Goal: Return the lines where the word "heure" occurs.

Raw records:
- - -
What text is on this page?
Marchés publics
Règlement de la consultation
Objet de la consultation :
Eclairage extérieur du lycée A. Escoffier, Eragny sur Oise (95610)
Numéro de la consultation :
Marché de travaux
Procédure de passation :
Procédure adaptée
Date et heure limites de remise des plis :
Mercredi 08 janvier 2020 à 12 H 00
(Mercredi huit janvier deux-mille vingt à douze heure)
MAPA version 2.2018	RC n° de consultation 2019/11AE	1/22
- - -
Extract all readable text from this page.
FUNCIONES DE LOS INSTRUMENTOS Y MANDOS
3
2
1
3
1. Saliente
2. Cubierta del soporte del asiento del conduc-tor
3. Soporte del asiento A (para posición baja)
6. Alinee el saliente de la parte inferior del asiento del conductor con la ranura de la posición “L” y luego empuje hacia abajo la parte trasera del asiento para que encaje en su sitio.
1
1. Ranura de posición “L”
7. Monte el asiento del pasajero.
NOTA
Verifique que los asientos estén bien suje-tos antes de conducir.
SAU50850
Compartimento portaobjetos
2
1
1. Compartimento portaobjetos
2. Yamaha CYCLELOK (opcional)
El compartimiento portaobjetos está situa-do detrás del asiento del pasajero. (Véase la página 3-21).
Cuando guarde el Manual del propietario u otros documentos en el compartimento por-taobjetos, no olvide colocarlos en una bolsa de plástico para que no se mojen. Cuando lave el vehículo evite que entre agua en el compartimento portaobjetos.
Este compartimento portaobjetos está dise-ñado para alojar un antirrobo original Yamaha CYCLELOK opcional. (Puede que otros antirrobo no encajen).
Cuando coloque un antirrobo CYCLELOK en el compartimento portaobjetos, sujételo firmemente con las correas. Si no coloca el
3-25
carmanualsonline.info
- - -
The answer:
Date et heure limites de remise des plis :
(Mercredi huit janvier deux-mille vingt à douze heure)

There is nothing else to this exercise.